◆ What to do: Can you transcribe the data exactly? Leave the pictures out.
--- begin Information supplied ---
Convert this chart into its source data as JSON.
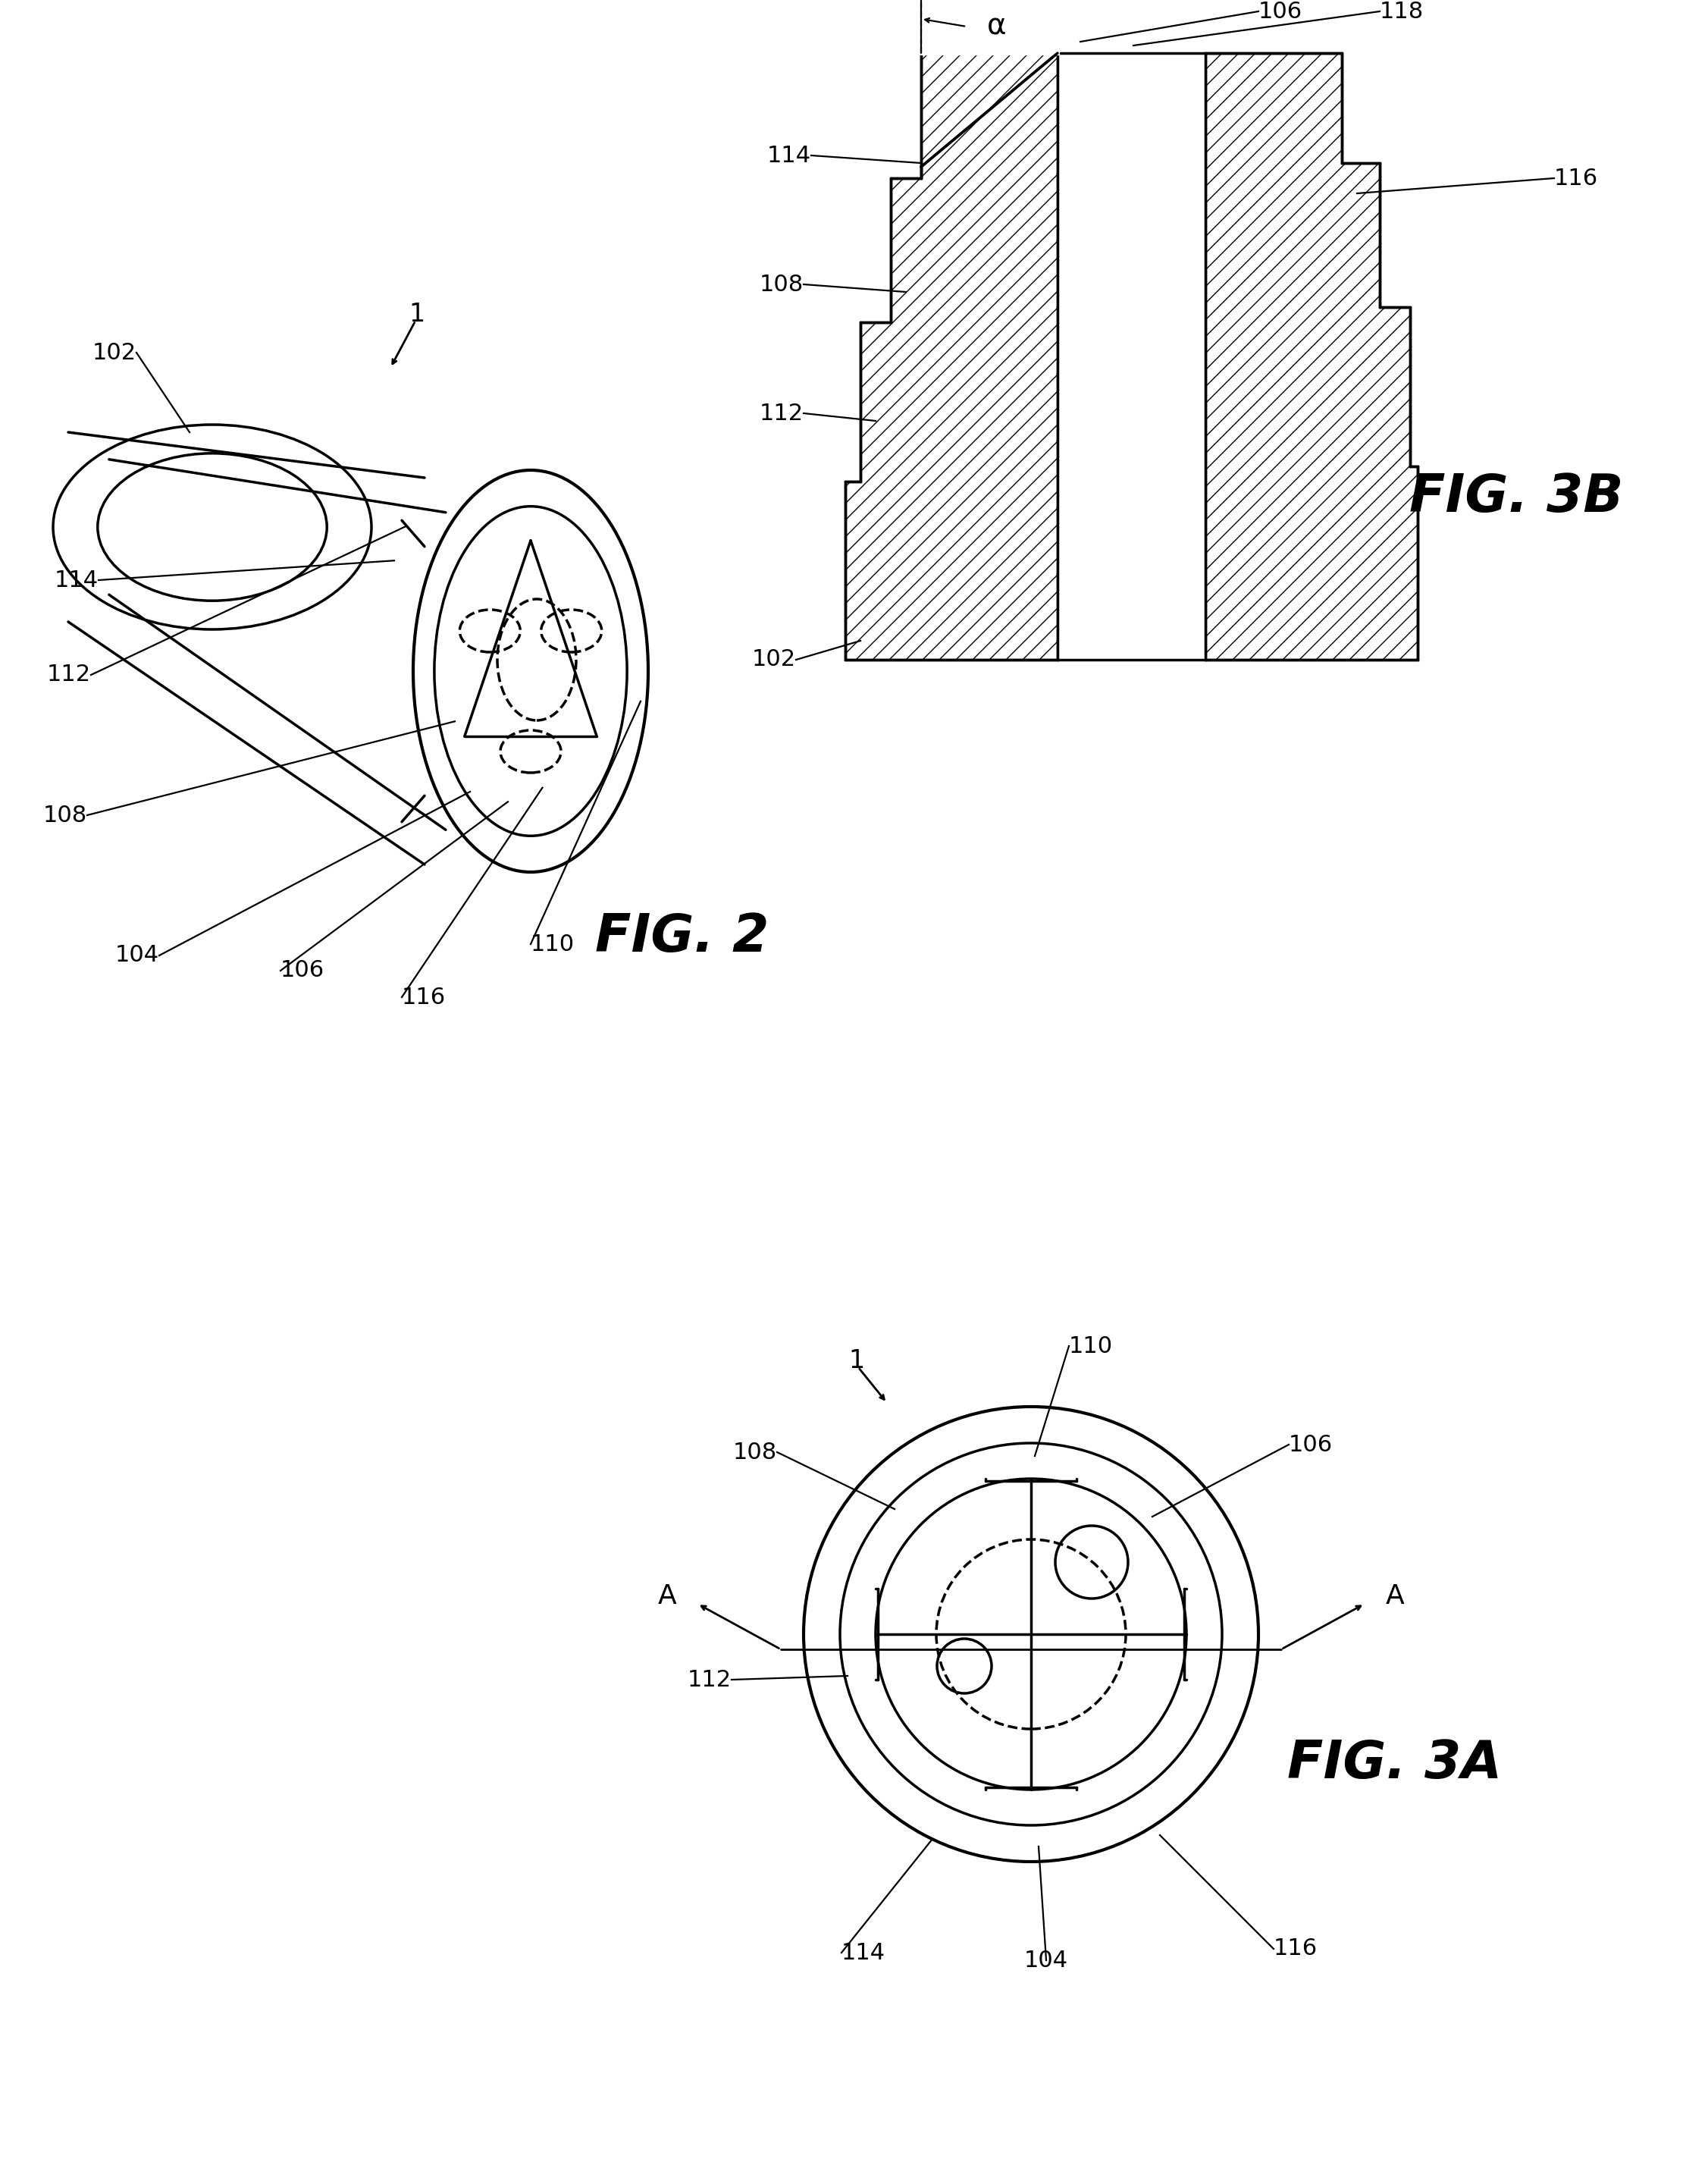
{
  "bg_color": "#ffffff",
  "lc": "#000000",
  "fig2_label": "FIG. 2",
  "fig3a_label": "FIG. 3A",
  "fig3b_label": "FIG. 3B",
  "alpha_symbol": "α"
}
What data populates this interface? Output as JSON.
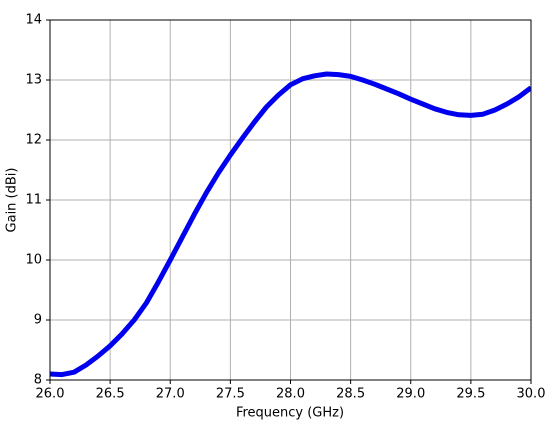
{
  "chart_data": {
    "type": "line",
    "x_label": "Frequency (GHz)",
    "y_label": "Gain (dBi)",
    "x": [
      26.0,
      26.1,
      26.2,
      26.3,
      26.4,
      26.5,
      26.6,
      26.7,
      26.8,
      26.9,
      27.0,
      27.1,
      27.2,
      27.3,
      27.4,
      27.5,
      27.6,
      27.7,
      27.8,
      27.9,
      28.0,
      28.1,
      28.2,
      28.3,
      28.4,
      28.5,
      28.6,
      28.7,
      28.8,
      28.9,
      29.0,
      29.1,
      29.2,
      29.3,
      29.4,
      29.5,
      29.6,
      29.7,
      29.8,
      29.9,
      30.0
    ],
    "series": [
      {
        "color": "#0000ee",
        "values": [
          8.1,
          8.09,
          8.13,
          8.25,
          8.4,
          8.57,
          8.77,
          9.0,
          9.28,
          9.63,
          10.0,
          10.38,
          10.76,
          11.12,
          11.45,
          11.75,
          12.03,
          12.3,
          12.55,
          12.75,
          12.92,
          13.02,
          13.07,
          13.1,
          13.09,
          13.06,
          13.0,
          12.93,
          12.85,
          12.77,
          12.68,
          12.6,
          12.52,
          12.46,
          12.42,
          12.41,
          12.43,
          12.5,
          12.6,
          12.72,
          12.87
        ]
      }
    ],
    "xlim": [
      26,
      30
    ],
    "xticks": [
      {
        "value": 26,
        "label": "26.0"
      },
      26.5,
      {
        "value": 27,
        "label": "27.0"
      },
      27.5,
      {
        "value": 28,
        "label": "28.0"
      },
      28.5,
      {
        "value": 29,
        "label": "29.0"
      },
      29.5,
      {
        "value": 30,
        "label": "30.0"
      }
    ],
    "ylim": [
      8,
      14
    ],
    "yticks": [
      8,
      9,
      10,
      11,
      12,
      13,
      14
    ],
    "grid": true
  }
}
--- end Information supplied ---
◆ Answer to this task:
Convert this chart into its source data as JSON.
{
  "bg_color": "#ffffff",
  "lc": "#000000",
  "fig2_label": "FIG. 2",
  "fig3a_label": "FIG. 3A",
  "fig3b_label": "FIG. 3B",
  "alpha_symbol": "α"
}
What data populates this interface? Output as JSON.
{
  "chart_data": {
    "type": "line",
    "x_label": "Frequency (GHz)",
    "y_label": "Gain (dBi)",
    "x": [
      26.0,
      26.1,
      26.2,
      26.3,
      26.4,
      26.5,
      26.6,
      26.7,
      26.8,
      26.9,
      27.0,
      27.1,
      27.2,
      27.3,
      27.4,
      27.5,
      27.6,
      27.7,
      27.8,
      27.9,
      28.0,
      28.1,
      28.2,
      28.3,
      28.4,
      28.5,
      28.6,
      28.7,
      28.8,
      28.9,
      29.0,
      29.1,
      29.2,
      29.3,
      29.4,
      29.5,
      29.6,
      29.7,
      29.8,
      29.9,
      30.0
    ],
    "series": [
      {
        "color": "#0000ee",
        "values": [
          8.1,
          8.09,
          8.13,
          8.25,
          8.4,
          8.57,
          8.77,
          9.0,
          9.28,
          9.63,
          10.0,
          10.38,
          10.76,
          11.12,
          11.45,
          11.75,
          12.03,
          12.3,
          12.55,
          12.75,
          12.92,
          13.02,
          13.07,
          13.1,
          13.09,
          13.06,
          13.0,
          12.93,
          12.85,
          12.77,
          12.68,
          12.6,
          12.52,
          12.46,
          12.42,
          12.41,
          12.43,
          12.5,
          12.6,
          12.72,
          12.87
        ]
      }
    ],
    "xlim": [
      26,
      30
    ],
    "xticks": [
      {
        "value": 26,
        "label": "26.0"
      },
      26.5,
      {
        "value": 27,
        "label": "27.0"
      },
      27.5,
      {
        "value": 28,
        "label": "28.0"
      },
      28.5,
      {
        "value": 29,
        "label": "29.0"
      },
      29.5,
      {
        "value": 30,
        "label": "30.0"
      }
    ],
    "ylim": [
      8,
      14
    ],
    "yticks": [
      8,
      9,
      10,
      11,
      12,
      13,
      14
    ],
    "grid": true
  }
}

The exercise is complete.